--- Entries ---

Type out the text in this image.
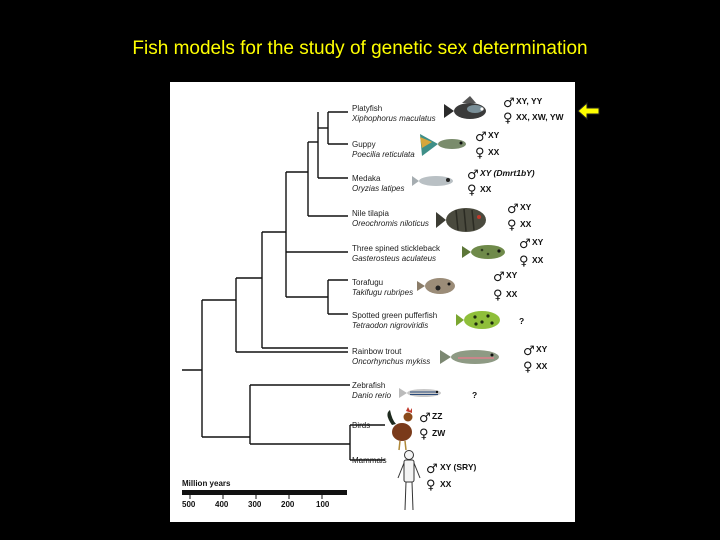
Fish models for the study of genetic sex determination
Platyfish
Xiphophorus maculatus
Guppy
Poecilia reticulata
Medaka
Oryzias latipes
Nile tilapia
Oreochromis niloticus
Three spined stickleback
Gasterosteus aculateus
Torafugu
Takifugu rubripes
Spotted green pufferfish
Tetraodon nigroviridis
Rainbow trout
Oncorhynchus mykiss
Zebrafish
Danio rerio
Birds
Mammals
♂ XY, YY
♀ XX, XW, YW
♂ XY
♀ XX
♂ XY (Dmrt1bY)
♀ XX
♂ XY
♀ XX
♂ XY
♀ XX
♂ XY
♀ XX
?
♂ XY
♀ XX
?
♂ ZZ
♀ ZW
♂ XY (SRY)
♀ XX
Million years
500 400 300 200	100
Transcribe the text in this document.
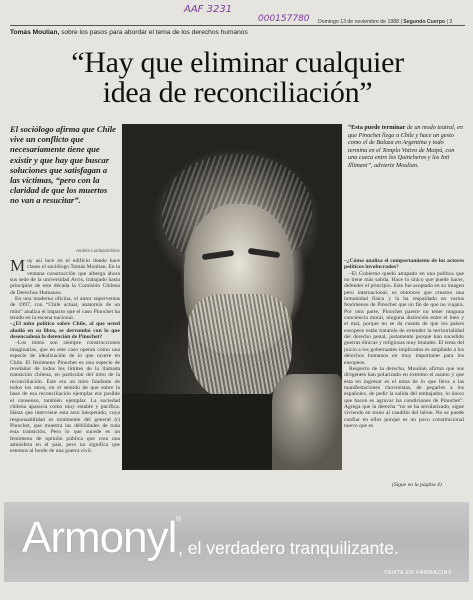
AAF 3231
000157780 Domingo 13 de noviembre de 1988 | Segundo Cuerpo | 3
Tomás Moulian, sobre los pasos para abordar el tema de los derechos humanos
“Hay que eliminar cualquier
idea de reconciliación”
El sociólogo afirma que Chile vive un conflicto que necesariamente tiene que existir y que hay que buscar soluciones que satisfagan a las víctimas, “pero con la claridad de que los muertos no van a resucitar”.
Andrés Lombardo/Sos
“Esta puede terminar de un modo teatral, en que Pinochet llega a Chile y hace un gesto como el de Balaza en Argentina y todo termina en el Templo Votivo de Maipú, con una cueca entre los Quincheros y los Inti Illimani”, advierte Moulian.

Muy así luce en el edificio donde hace clases el sociólogo Tomás Moulian. En la ventana construcción que alberga ahora sus sede de la universidad Arcis, trabajado hasta principios de este década la Comisión Chilena de Derechos Humanos.

En una moderna oficina, el autor superventas de 1997, con “Chile actual, anatomía de un mito” analiza el impacto que el caso Pinochet ha tenido en la escena nacional.

–¿El mito político sobre Chile, al que usted aludió en su libro, se derrumbó con lo que desencadenó la detención de Pinochet?

–Los mitos son siempre construcciones imaginarias, que en este caso operan como una especie de idealización de lo que ocurre en Chile. El fenómeno Pinochet es una especie de revelador de todos los límites de la llamada transición chilena, en particular del mito de la reconciliación. Este era un mito fundante de todos los otros, en el sentido de que sobre la base de esa reconciliación ejemplar era posible el consenso, también ejemplar. La sociedad chilena aparecía como muy estable y pacífica. Hasta que interviene esta acto inesperado, cuya responsabilidad es totalmente del general (r) Pinochet, que muestra las debilidades de toda esta transición. Pero lo que sucede es un fenómeno de opinión pública que crea una atmósfera en el país, pero no significa que estemos al borde de una guerra civil.

–¿Cómo analiza el comportamiento de los actores políticos involucrados?

–El Gobierno quedó atrapado en una política que no tiene más salida. Hace lo único que puede hacer, defender el principio. Este fue aceptado en su imagen pero internacional, es entonces que crearon una inmunidad física y la ha respaldado en varios fenómenos de Pinochet que un fin de que no viajara. Por otra parte, Pinochet parece no tener ninguna conciencia moral, ninguna distinción entre el bien y el mal, porque no se da cuenta de que los países europeos están tratando de extender la territorialidad del derecho penal, justamente porque han sucedido guerras étnicas y religiosas muy brutales. El tema del juicio a los gobernantes implicados es ampliado a los derechos humanos en muy importante para los europeos.

Respecto de la derecha, Moulian afirma que sus dirigentes han polarizado en extremo el asunto y que ésta en ingresar es el tema de lo que lleva a las manifestaciones chovinistas, de pegarles a los españoles, de pedir la salida del embajador, lo único que hacen es agravar las condiciones de Pinochet”. Agrega que la derecha “no se ha secularizado, sigue viviendo en torno al caudillo del héroe. No se puede confiar en ellos porque es un poco constitucional nuevo que es

(Sigue en la página 4)
Armonyl ®
, el verdadero tranquilizante.
VENTA EN FARMACIAS
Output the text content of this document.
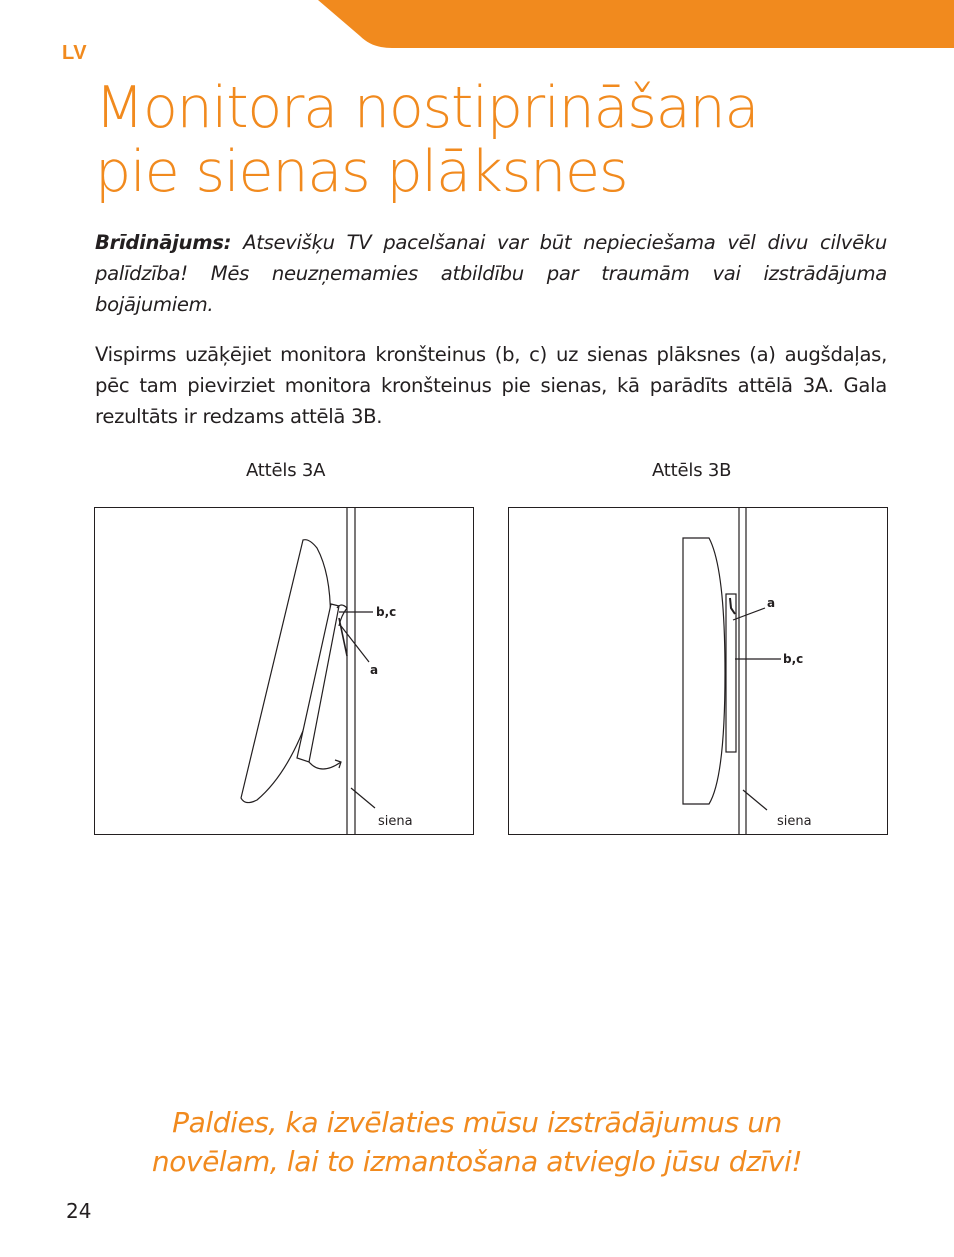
LV
Monitora nostiprināšana
pie sienas plāksnes

Brīdinājums: Atsevišķu TV pacelšanai var būt nepieciešama vēl divu cilvēku palīdzība! Mēs neuzņemamies atbildību par traumām vai izstrādājuma bojājumiem.

Vispirms uzāķējiet monitora kronšteinus (b, c) uz sienas plāksnes (a) augšdaļas, pēc tam pievirziet monitora kronšteinus pie sienas, kā parādīts attēlā 3A. Gala rezultāts ir redzams attēlā 3B.

Attēls 3A	Attēls 3B
b,c
a
siena
a
b,c
siena

Paldies, ka izvēlaties mūsu izstrādājumus un
novēlam, lai to izmantošana atvieglo jūsu dzīvi!

24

---

> [Exercise description]
From the line containing "Output the text content of this document." down to the last line of the entries above, copy each line exactly and nothing more. Leave pictures out.

> [Final answer]
Output the text content of this document.
LV
Monitora nostiprināšana
pie sienas plāksnes

Brīdinājums: Atsevišķu TV pacelšanai var būt nepieciešama vēl divu cilvēku palīdzība! Mēs neuzņemamies atbildību par traumām vai izstrādājuma bojājumiem.

Vispirms uzāķējiet monitora kronšteinus (b, c) uz sienas plāksnes (a) augšdaļas, pēc tam pievirziet monitora kronšteinus pie sienas, kā parādīts attēlā 3A. Gala rezultāts ir redzams attēlā 3B.

Attēls 3A	Attēls 3B
b,c
a
siena
a
b,c
siena

Paldies, ka izvēlaties mūsu izstrādājumus un
novēlam, lai to izmantošana atvieglo jūsu dzīvi!

24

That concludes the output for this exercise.